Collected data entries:
= = = = = = =
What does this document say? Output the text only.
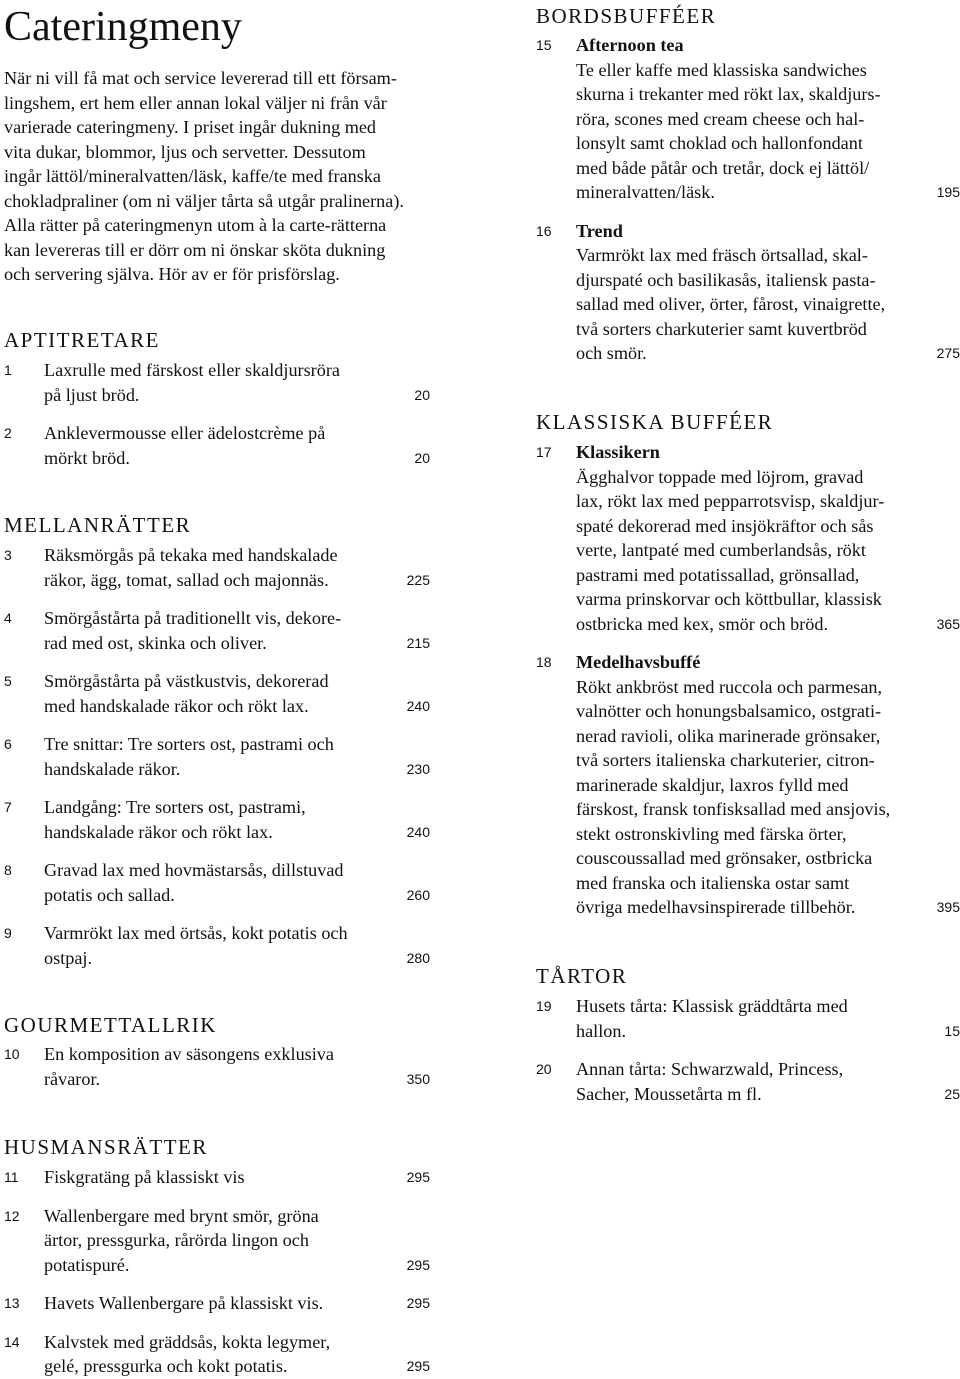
Cateringmeny
När ni vill få mat och service levererad till ett försam-
lingshem, ert hem eller annan lokal väljer ni från vår
varierade cateringmeny. I priset ingår dukning med
vita dukar, blommor, ljus och servetter. Dessutom
ingår lättöl/mineralvatten/läsk, kaffe/te med franska
chokladpraliner (om ni väljer tårta så utgår pralinerna).
Alla rätter på cateringmenyn utom à la carte-rätterna
kan levereras till er dörr om ni önskar sköta dukning
och servering själva. Hör av er för prisförslag.
APTITRETARE
MELLANRÄTTER
GOURMETTALLRIK
HUSMANSRÄTTER
BORDSBUFFÉER
KLASSISKA BUFFÉER
TÅRTOR
1 Laxrulle med färskost eller skaldjursröra
på ljust bröd.	20
2 Anklevermousse eller ädelostcrème på
mörkt bröd.	20
3 Räksmörgås på tekaka med handskalade
räkor, ägg, tomat, sallad och majonnäs.	225
4 Smörgåstårta på traditionellt vis, dekore-
rad med ost, skinka och oliver.	215
5 Smörgåstårta på västkustvis, dekorerad
med handskalade räkor och rökt lax.	240
6 Tre snittar: Tre sorters ost, pastrami och
handskalade räkor.	230
7 Landgång: Tre sorters ost, pastrami,
handskalade räkor och rökt lax.	240
8 Gravad lax med hovmästarsås, dillstuvad
potatis och sallad.	260
9 Varmrökt lax med örtsås, kokt potatis och
ostpaj.	280
10 En komposition av säsongens exklusiva
råvaror.	350
11 Fiskgratäng på klassiskt vis	295
12 Wallenbergare med brynt smör, gröna
ärtor, pressgurka, rårörda lingon och
potatispuré.	295
13 Havets Wallenbergare på klassiskt vis.	295
14 Kalvstek med gräddsås, kokta legymer,
gelé, pressgurka och kokt potatis.	295
15 Afternoon tea
Te eller kaffe med klassiska sandwiches
skurna i trekanter med rökt lax, skaldjurs-
röra, scones med cream cheese och hal-
lonsylt samt choklad och hallonfondant
med både påtår och tretår, dock ej lättöl/
mineralvatten/läsk.	195
16 Trend
Varmrökt lax med fräsch örtsallad, skal-
djurspaté och basilikasås, italiensk pasta-
sallad med oliver, örter, fårost, vinaigrette,
två sorters charkuterier samt kuvertbröd
och smör.	275
17 Klassikern
Ägghalvor toppade med löjrom, gravad
lax, rökt lax med pepparrotsvisp, skaldjur-
spaté dekorerad med insjökräftor och sås
verte, lantpaté med cumberlandsås, rökt
pastrami med potatissallad, grönsallad,
varma prinskorvar och köttbullar, klassisk
ostbricka med kex, smör och bröd.	365
18 Medelhavsbuffé
Rökt ankbröst med ruccola och parmesan,
valnötter och honungsbalsamico, ostgrati-
nerad ravioli, olika marinerade grönsaker,
två sorters italienska charkuterier, citron-
marinerade skaldjur, laxros fylld med
färskost, fransk tonfisksallad med ansjovis,
stekt ostronskivling med färska örter,
couscoussallad med grönsaker, ostbricka
med franska och italienska ostar samt
övriga medelhavsinspirerade tillbehör.	395
19 Husets tårta: Klassisk gräddtårta med
hallon.	15
20 Annan tårta: Schwarzwald, Princess,
Sacher, Moussetårta m fl.	25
= = = = = = =
Exercise description: Say how many lines in this material hold "dekorerad", and say nothing else.

Response: 2